- _Problem to work on_:
Provide the records once more, identical to the original.
◇ ◇ ◇ ◇ ◇ ◇ ◇
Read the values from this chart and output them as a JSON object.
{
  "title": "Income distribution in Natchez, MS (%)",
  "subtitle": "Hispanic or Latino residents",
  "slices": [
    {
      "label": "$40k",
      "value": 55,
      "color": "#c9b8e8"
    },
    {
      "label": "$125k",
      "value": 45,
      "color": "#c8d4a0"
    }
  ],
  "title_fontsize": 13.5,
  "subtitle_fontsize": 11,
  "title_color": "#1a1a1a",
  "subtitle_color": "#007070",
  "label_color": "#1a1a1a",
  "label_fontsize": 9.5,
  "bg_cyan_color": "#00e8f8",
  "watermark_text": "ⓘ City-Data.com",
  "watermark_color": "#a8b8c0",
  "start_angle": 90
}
◇ ◇ ◇ ◇ ◇ ◇ ◇
- _Solution for this problem_:
Read the values from this chart and output them as a JSON object.
{
  "title": "Income distribution in Natchez, MS (%)",
  "subtitle": "Hispanic or Latino residents",
  "slices": [
    {
      "label": "$40k",
      "value": 55,
      "color": "#c9b8e8"
    },
    {
      "label": "$125k",
      "value": 45,
      "color": "#c8d4a0"
    }
  ],
  "title_fontsize": 13.5,
  "subtitle_fontsize": 11,
  "title_color": "#1a1a1a",
  "subtitle_color": "#007070",
  "label_color": "#1a1a1a",
  "label_fontsize": 9.5,
  "bg_cyan_color": "#00e8f8",
  "watermark_text": "ⓘ City-Data.com",
  "watermark_color": "#a8b8c0",
  "start_angle": 90
}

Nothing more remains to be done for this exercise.